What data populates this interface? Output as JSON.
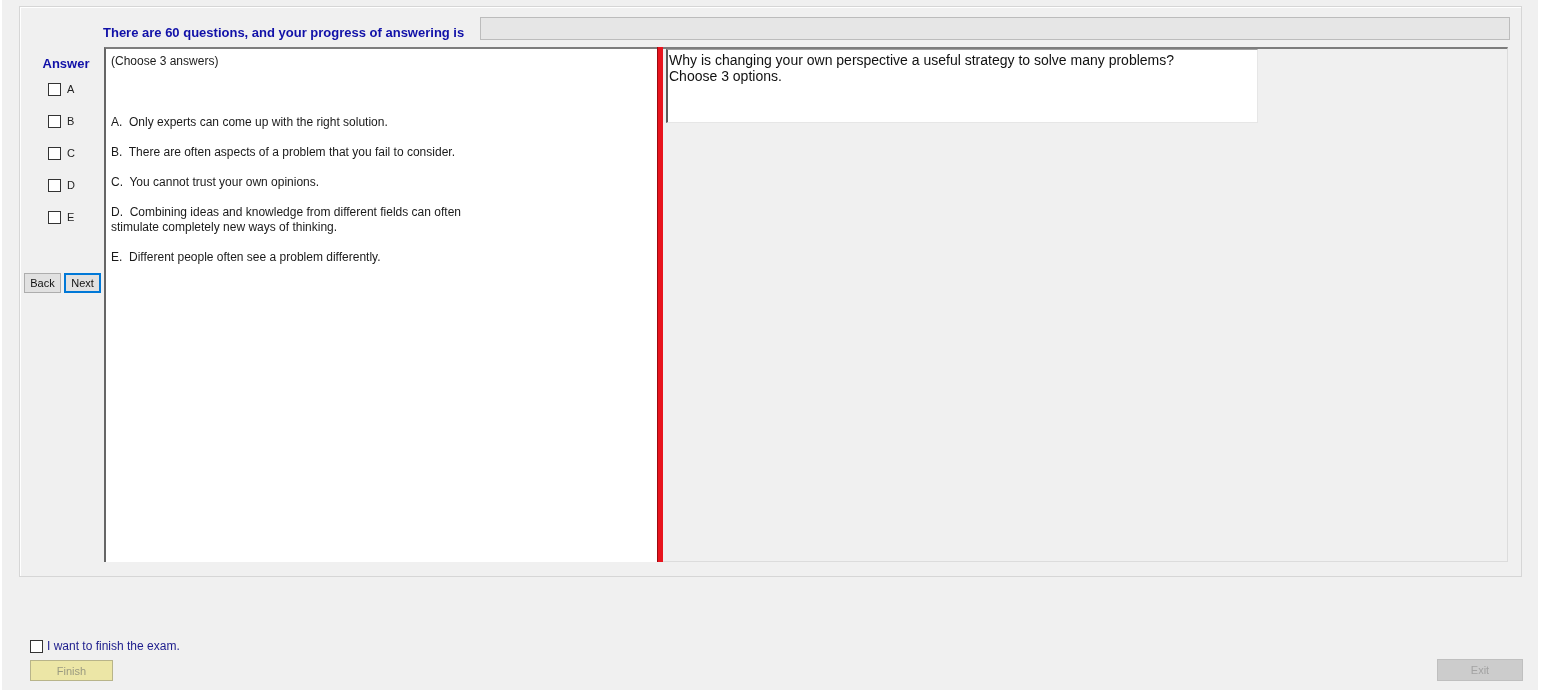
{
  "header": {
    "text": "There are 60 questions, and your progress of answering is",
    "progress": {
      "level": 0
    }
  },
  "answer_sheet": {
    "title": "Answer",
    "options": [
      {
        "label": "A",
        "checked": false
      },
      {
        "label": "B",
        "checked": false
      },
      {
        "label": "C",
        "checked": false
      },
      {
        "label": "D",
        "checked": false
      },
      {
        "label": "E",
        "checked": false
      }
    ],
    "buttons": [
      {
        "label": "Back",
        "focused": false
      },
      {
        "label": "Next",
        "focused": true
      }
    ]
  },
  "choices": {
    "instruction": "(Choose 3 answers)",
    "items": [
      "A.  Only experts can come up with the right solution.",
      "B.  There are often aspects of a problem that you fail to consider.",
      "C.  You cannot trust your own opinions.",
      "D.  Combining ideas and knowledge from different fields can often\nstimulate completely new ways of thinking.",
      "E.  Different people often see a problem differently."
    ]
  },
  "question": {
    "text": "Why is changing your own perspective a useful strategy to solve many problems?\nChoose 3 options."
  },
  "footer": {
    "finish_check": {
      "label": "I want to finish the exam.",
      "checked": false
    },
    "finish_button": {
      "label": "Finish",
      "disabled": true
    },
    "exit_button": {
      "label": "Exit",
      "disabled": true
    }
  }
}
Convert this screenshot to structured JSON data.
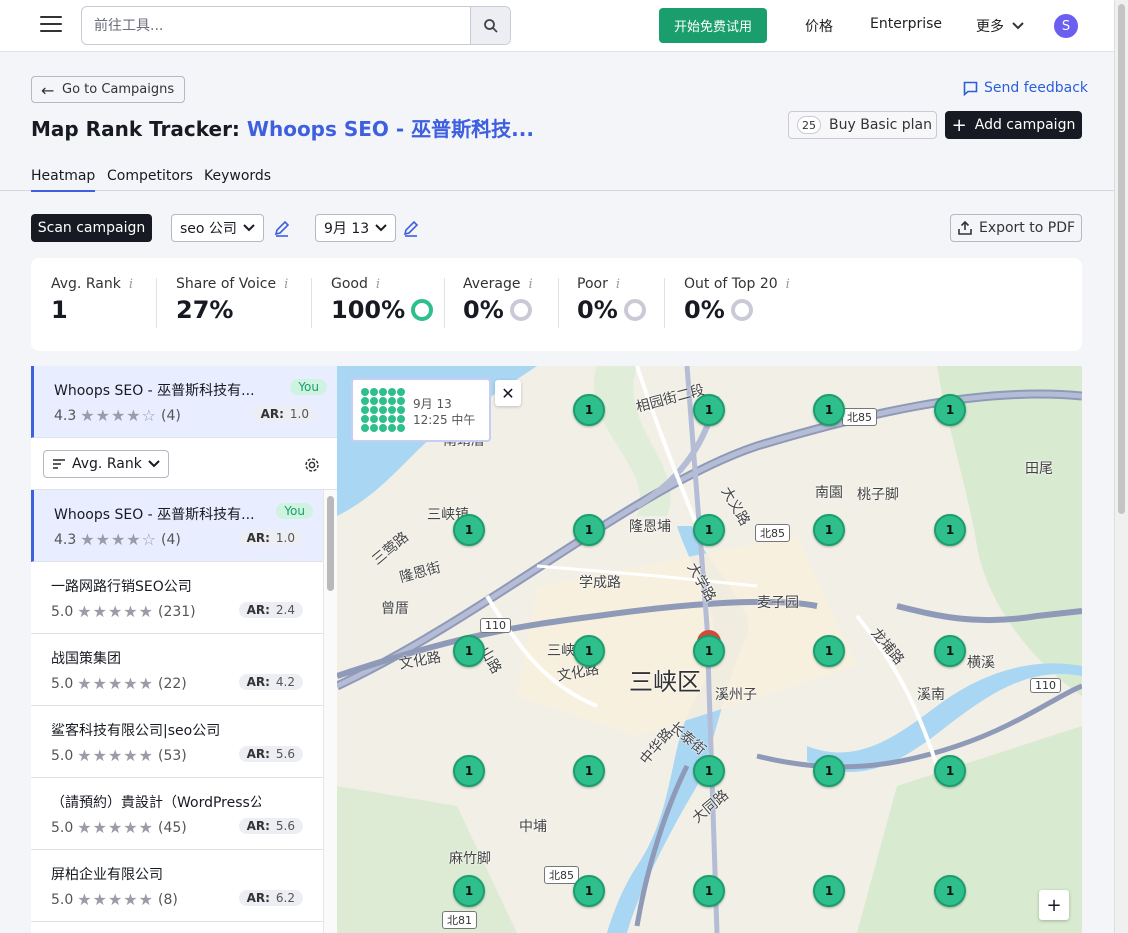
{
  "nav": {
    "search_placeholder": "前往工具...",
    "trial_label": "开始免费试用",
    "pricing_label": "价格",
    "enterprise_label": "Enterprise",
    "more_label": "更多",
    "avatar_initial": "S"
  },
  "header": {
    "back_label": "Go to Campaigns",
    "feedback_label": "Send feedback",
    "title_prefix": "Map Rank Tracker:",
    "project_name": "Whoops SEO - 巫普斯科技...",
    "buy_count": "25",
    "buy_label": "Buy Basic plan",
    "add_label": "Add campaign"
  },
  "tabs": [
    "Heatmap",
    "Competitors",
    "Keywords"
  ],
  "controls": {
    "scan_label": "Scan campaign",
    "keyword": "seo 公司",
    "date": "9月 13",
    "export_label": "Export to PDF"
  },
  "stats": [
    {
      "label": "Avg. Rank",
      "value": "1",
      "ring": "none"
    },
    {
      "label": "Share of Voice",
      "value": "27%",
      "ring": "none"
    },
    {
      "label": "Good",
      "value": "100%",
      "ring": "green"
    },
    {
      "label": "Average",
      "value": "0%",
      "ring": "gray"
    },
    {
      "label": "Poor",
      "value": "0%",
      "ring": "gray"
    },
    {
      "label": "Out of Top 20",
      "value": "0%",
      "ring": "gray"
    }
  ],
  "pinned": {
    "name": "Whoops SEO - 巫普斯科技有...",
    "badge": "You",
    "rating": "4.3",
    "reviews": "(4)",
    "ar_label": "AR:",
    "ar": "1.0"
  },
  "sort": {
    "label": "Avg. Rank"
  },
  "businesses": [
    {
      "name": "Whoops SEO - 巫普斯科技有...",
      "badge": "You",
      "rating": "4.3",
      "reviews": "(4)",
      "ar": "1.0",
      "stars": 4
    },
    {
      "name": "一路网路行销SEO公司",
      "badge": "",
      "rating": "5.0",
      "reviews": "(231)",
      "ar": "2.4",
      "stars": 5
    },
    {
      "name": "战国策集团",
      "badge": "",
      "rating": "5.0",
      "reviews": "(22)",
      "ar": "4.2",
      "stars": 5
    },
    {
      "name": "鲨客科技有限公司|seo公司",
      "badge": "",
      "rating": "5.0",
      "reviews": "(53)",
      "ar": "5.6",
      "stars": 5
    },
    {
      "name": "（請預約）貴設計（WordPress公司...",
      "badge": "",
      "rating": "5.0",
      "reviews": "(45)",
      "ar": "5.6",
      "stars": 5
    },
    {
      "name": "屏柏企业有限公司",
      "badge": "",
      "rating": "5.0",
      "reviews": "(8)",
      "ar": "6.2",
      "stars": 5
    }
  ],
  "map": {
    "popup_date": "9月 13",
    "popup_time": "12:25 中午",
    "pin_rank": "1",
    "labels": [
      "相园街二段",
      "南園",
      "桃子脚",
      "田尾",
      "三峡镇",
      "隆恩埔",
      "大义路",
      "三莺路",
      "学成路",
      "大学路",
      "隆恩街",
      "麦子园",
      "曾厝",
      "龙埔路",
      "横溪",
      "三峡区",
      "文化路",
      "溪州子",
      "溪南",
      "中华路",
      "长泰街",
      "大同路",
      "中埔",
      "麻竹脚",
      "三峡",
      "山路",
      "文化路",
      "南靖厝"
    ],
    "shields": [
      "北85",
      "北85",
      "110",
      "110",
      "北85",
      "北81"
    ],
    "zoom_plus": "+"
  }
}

········

Goal of the exercise: Each record above is to be restated exactly, with its pictures removed from the copy.

Written answer:
What data populates this interface? Output as JSON.
{
  "header": {
    "text": "There are 60 questions, and your progress of answering is",
    "progress": {
      "level": 0
    }
  },
  "answer_sheet": {
    "title": "Answer",
    "options": [
      {
        "label": "A",
        "checked": false
      },
      {
        "label": "B",
        "checked": false
      },
      {
        "label": "C",
        "checked": false
      },
      {
        "label": "D",
        "checked": false
      },
      {
        "label": "E",
        "checked": false
      }
    ],
    "buttons": [
      {
        "label": "Back",
        "focused": false
      },
      {
        "label": "Next",
        "focused": true
      }
    ]
  },
  "choices": {
    "instruction": "(Choose 3 answers)",
    "items": [
      "A.  Only experts can come up with the right solution.",
      "B.  There are often aspects of a problem that you fail to consider.",
      "C.  You cannot trust your own opinions.",
      "D.  Combining ideas and knowledge from different fields can often\nstimulate completely new ways of thinking.",
      "E.  Different people often see a problem differently."
    ]
  },
  "question": {
    "text": "Why is changing your own perspective a useful strategy to solve many problems?\nChoose 3 options."
  },
  "footer": {
    "finish_check": {
      "label": "I want to finish the exam.",
      "checked": false
    },
    "finish_button": {
      "label": "Finish",
      "disabled": true
    },
    "exit_button": {
      "label": "Exit",
      "disabled": true
    }
  }
}
Convert this screenshot to structured JSON data.
{
  "nav": {
    "search_placeholder": "前往工具...",
    "trial_label": "开始免费试用",
    "pricing_label": "价格",
    "enterprise_label": "Enterprise",
    "more_label": "更多",
    "avatar_initial": "S"
  },
  "header": {
    "back_label": "Go to Campaigns",
    "feedback_label": "Send feedback",
    "title_prefix": "Map Rank Tracker:",
    "project_name": "Whoops SEO - 巫普斯科技...",
    "buy_count": "25",
    "buy_label": "Buy Basic plan",
    "add_label": "Add campaign"
  },
  "tabs": [
    "Heatmap",
    "Competitors",
    "Keywords"
  ],
  "controls": {
    "scan_label": "Scan campaign",
    "keyword": "seo 公司",
    "date": "9月 13",
    "export_label": "Export to PDF"
  },
  "stats": [
    {
      "label": "Avg. Rank",
      "value": "1",
      "ring": "none"
    },
    {
      "label": "Share of Voice",
      "value": "27%",
      "ring": "none"
    },
    {
      "label": "Good",
      "value": "100%",
      "ring": "green"
    },
    {
      "label": "Average",
      "value": "0%",
      "ring": "gray"
    },
    {
      "label": "Poor",
      "value": "0%",
      "ring": "gray"
    },
    {
      "label": "Out of Top 20",
      "value": "0%",
      "ring": "gray"
    }
  ],
  "pinned": {
    "name": "Whoops SEO - 巫普斯科技有...",
    "badge": "You",
    "rating": "4.3",
    "reviews": "(4)",
    "ar_label": "AR:",
    "ar": "1.0"
  },
  "sort": {
    "label": "Avg. Rank"
  },
  "businesses": [
    {
      "name": "Whoops SEO - 巫普斯科技有...",
      "badge": "You",
      "rating": "4.3",
      "reviews": "(4)",
      "ar": "1.0",
      "stars": 4
    },
    {
      "name": "一路网路行销SEO公司",
      "badge": "",
      "rating": "5.0",
      "reviews": "(231)",
      "ar": "2.4",
      "stars": 5
    },
    {
      "name": "战国策集团",
      "badge": "",
      "rating": "5.0",
      "reviews": "(22)",
      "ar": "4.2",
      "stars": 5
    },
    {
      "name": "鲨客科技有限公司|seo公司",
      "badge": "",
      "rating": "5.0",
      "reviews": "(53)",
      "ar": "5.6",
      "stars": 5
    },
    {
      "name": "（請預約）貴設計（WordPress公司...",
      "badge": "",
      "rating": "5.0",
      "reviews": "(45)",
      "ar": "5.6",
      "stars": 5
    },
    {
      "name": "屏柏企业有限公司",
      "badge": "",
      "rating": "5.0",
      "reviews": "(8)",
      "ar": "6.2",
      "stars": 5
    }
  ],
  "map": {
    "popup_date": "9月 13",
    "popup_time": "12:25 中午",
    "pin_rank": "1",
    "labels": [
      "相园街二段",
      "南園",
      "桃子脚",
      "田尾",
      "三峡镇",
      "隆恩埔",
      "大义路",
      "三莺路",
      "学成路",
      "大学路",
      "隆恩街",
      "麦子园",
      "曾厝",
      "龙埔路",
      "横溪",
      "三峡区",
      "文化路",
      "溪州子",
      "溪南",
      "中华路",
      "长泰街",
      "大同路",
      "中埔",
      "麻竹脚",
      "三峡",
      "山路",
      "文化路",
      "南靖厝"
    ],
    "shields": [
      "北85",
      "北85",
      "110",
      "110",
      "北85",
      "北81"
    ],
    "zoom_plus": "+"
  }
}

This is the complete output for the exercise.